(Records contained in a dataset)
☆ ☆ ☆

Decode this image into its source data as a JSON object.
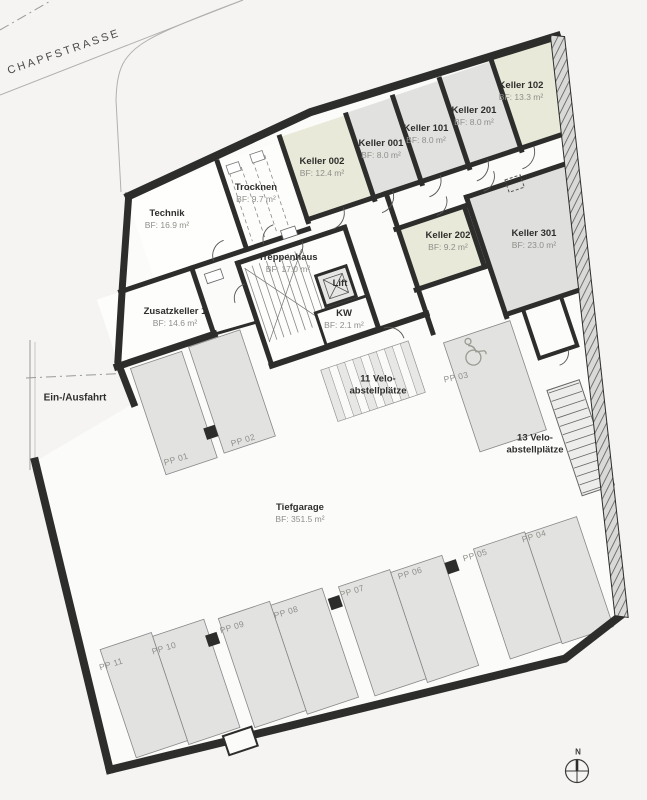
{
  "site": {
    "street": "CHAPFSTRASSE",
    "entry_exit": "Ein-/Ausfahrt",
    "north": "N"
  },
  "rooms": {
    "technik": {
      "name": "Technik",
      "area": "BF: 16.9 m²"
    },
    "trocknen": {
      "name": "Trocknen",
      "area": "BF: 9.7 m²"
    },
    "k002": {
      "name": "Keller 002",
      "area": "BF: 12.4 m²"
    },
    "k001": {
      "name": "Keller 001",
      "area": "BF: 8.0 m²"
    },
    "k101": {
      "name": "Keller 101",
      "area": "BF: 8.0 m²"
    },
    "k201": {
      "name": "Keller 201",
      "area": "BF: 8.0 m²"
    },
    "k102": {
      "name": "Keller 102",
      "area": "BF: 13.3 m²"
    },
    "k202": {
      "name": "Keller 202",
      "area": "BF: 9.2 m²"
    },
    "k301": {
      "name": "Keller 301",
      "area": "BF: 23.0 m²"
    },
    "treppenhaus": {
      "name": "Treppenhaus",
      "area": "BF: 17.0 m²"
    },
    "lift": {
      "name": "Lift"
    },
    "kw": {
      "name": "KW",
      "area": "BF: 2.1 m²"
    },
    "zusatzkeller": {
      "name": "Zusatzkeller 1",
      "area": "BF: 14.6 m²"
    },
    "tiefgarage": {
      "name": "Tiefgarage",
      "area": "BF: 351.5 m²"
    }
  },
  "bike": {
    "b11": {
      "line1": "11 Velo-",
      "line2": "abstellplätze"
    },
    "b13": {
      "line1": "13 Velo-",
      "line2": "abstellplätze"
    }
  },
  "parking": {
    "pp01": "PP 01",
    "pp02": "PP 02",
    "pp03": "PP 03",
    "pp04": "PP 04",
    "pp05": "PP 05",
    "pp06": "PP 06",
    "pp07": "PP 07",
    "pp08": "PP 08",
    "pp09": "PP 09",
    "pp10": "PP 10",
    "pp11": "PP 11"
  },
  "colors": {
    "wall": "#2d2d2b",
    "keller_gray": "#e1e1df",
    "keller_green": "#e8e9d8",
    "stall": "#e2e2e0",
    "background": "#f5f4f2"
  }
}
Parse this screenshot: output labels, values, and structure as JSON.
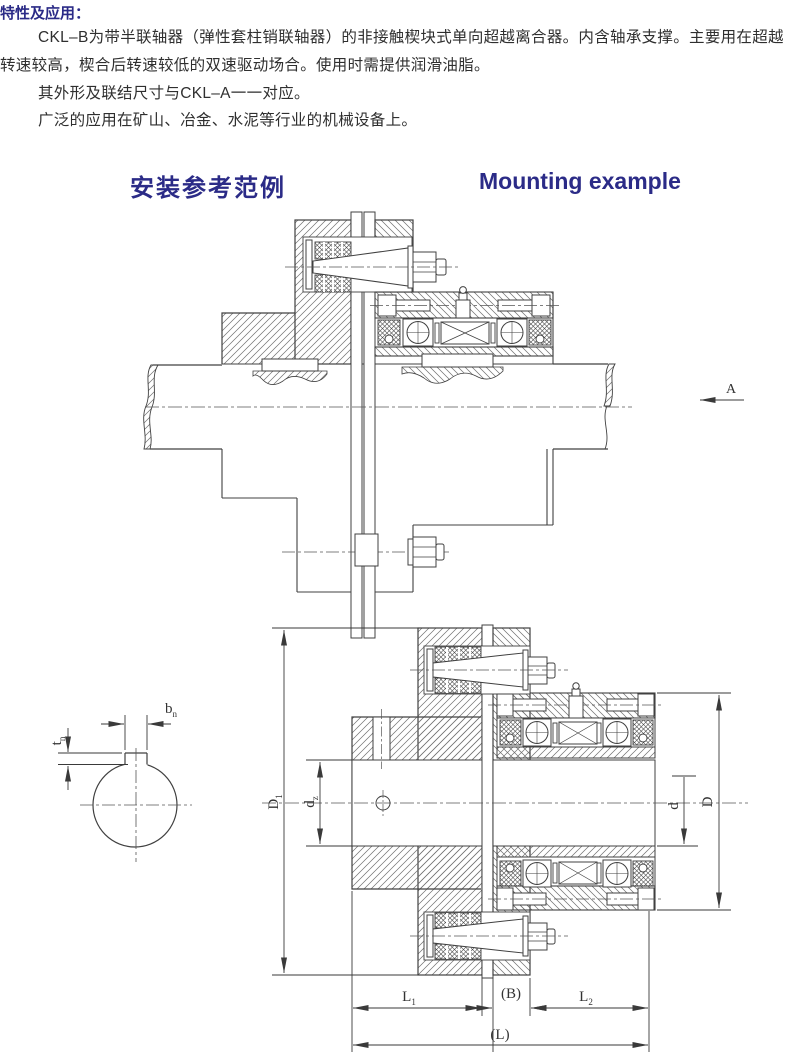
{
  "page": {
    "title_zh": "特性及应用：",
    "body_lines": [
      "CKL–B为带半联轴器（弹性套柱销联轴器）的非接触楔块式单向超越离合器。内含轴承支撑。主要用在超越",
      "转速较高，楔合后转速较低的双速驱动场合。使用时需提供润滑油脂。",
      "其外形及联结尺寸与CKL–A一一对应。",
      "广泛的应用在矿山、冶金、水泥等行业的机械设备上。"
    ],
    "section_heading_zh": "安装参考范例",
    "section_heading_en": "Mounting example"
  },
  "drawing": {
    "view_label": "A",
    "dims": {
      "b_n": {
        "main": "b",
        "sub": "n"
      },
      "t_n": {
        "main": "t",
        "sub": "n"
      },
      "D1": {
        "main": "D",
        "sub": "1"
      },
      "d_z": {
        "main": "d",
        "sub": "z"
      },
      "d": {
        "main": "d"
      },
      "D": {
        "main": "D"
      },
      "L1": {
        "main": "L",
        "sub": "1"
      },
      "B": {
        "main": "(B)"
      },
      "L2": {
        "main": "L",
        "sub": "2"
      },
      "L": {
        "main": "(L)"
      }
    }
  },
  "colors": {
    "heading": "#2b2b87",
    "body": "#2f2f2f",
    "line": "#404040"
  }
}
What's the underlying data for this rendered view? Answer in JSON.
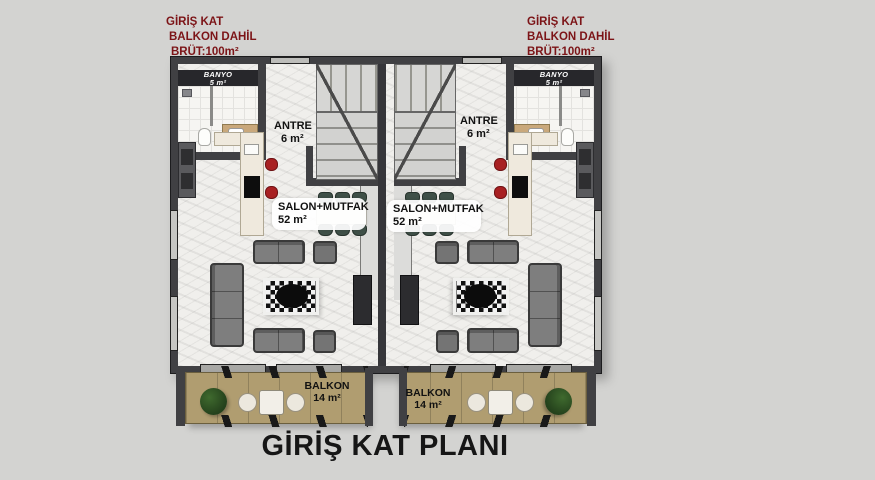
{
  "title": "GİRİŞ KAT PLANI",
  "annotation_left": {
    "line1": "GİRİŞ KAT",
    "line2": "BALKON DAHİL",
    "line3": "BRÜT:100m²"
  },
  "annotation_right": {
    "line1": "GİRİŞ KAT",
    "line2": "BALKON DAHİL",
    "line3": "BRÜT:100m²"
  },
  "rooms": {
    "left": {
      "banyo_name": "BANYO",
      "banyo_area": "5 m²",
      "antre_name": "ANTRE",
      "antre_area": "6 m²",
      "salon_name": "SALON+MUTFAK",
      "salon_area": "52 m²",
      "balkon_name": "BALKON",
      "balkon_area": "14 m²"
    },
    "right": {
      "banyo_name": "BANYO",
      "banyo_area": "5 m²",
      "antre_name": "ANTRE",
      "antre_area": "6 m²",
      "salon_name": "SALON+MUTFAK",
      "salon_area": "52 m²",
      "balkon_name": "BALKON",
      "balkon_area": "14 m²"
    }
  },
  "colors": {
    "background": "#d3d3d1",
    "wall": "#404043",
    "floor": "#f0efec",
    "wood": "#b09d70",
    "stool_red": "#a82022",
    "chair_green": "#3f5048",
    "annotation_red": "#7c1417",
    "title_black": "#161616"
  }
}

☆ ☆ ☆

What you will do: Print the whole listing above once more, word for word, without its pictures.

Answer in full:
Decode this image into its source data as a JSON object.
{
  "site": {
    "street": "CHAPFSTRASSE",
    "entry_exit": "Ein-/Ausfahrt",
    "north": "N"
  },
  "rooms": {
    "technik": {
      "name": "Technik",
      "area": "BF: 16.9 m²"
    },
    "trocknen": {
      "name": "Trocknen",
      "area": "BF: 9.7 m²"
    },
    "k002": {
      "name": "Keller 002",
      "area": "BF: 12.4 m²"
    },
    "k001": {
      "name": "Keller 001",
      "area": "BF: 8.0 m²"
    },
    "k101": {
      "name": "Keller 101",
      "area": "BF: 8.0 m²"
    },
    "k201": {
      "name": "Keller 201",
      "area": "BF: 8.0 m²"
    },
    "k102": {
      "name": "Keller 102",
      "area": "BF: 13.3 m²"
    },
    "k202": {
      "name": "Keller 202",
      "area": "BF: 9.2 m²"
    },
    "k301": {
      "name": "Keller 301",
      "area": "BF: 23.0 m²"
    },
    "treppenhaus": {
      "name": "Treppenhaus",
      "area": "BF: 17.0 m²"
    },
    "lift": {
      "name": "Lift"
    },
    "kw": {
      "name": "KW",
      "area": "BF: 2.1 m²"
    },
    "zusatzkeller": {
      "name": "Zusatzkeller 1",
      "area": "BF: 14.6 m²"
    },
    "tiefgarage": {
      "name": "Tiefgarage",
      "area": "BF: 351.5 m²"
    }
  },
  "bike": {
    "b11": {
      "line1": "11 Velo-",
      "line2": "abstellplätze"
    },
    "b13": {
      "line1": "13 Velo-",
      "line2": "abstellplätze"
    }
  },
  "parking": {
    "pp01": "PP 01",
    "pp02": "PP 02",
    "pp03": "PP 03",
    "pp04": "PP 04",
    "pp05": "PP 05",
    "pp06": "PP 06",
    "pp07": "PP 07",
    "pp08": "PP 08",
    "pp09": "PP 09",
    "pp10": "PP 10",
    "pp11": "PP 11"
  },
  "colors": {
    "wall": "#2d2d2b",
    "keller_gray": "#e1e1df",
    "keller_green": "#e8e9d8",
    "stall": "#e2e2e0",
    "background": "#f5f4f2"
  }
}
Parse this screenshot: output labels, values, and structure as JSON.
{
  "page": {
    "title_zh": "特性及应用：",
    "body_lines": [
      "CKL–B为带半联轴器（弹性套柱销联轴器）的非接触楔块式单向超越离合器。内含轴承支撑。主要用在超越",
      "转速较高，楔合后转速较低的双速驱动场合。使用时需提供润滑油脂。",
      "其外形及联结尺寸与CKL–A一一对应。",
      "广泛的应用在矿山、冶金、水泥等行业的机械设备上。"
    ],
    "section_heading_zh": "安装参考范例",
    "section_heading_en": "Mounting example"
  },
  "drawing": {
    "view_label": "A",
    "dims": {
      "b_n": {
        "main": "b",
        "sub": "n"
      },
      "t_n": {
        "main": "t",
        "sub": "n"
      },
      "D1": {
        "main": "D",
        "sub": "1"
      },
      "d_z": {
        "main": "d",
        "sub": "z"
      },
      "d": {
        "main": "d"
      },
      "D": {
        "main": "D"
      },
      "L1": {
        "main": "L",
        "sub": "1"
      },
      "B": {
        "main": "(B)"
      },
      "L2": {
        "main": "L",
        "sub": "2"
      },
      "L": {
        "main": "(L)"
      }
    }
  },
  "colors": {
    "heading": "#2b2b87",
    "body": "#2f2f2f",
    "line": "#404040"
  }
}
What's the underlying data for this rendered view? Answer in JSON.
{
  "title": "GİRİŞ KAT PLANI",
  "annotation_left": {
    "line1": "GİRİŞ KAT",
    "line2": "BALKON DAHİL",
    "line3": "BRÜT:100m²"
  },
  "annotation_right": {
    "line1": "GİRİŞ KAT",
    "line2": "BALKON DAHİL",
    "line3": "BRÜT:100m²"
  },
  "rooms": {
    "left": {
      "banyo_name": "BANYO",
      "banyo_area": "5 m²",
      "antre_name": "ANTRE",
      "antre_area": "6 m²",
      "salon_name": "SALON+MUTFAK",
      "salon_area": "52 m²",
      "balkon_name": "BALKON",
      "balkon_area": "14 m²"
    },
    "right": {
      "banyo_name": "BANYO",
      "banyo_area": "5 m²",
      "antre_name": "ANTRE",
      "antre_area": "6 m²",
      "salon_name": "SALON+MUTFAK",
      "salon_area": "52 m²",
      "balkon_name": "BALKON",
      "balkon_area": "14 m²"
    }
  },
  "colors": {
    "background": "#d3d3d1",
    "wall": "#404043",
    "floor": "#f0efec",
    "wood": "#b09d70",
    "stool_red": "#a82022",
    "chair_green": "#3f5048",
    "annotation_red": "#7c1417",
    "title_black": "#161616"
  }
}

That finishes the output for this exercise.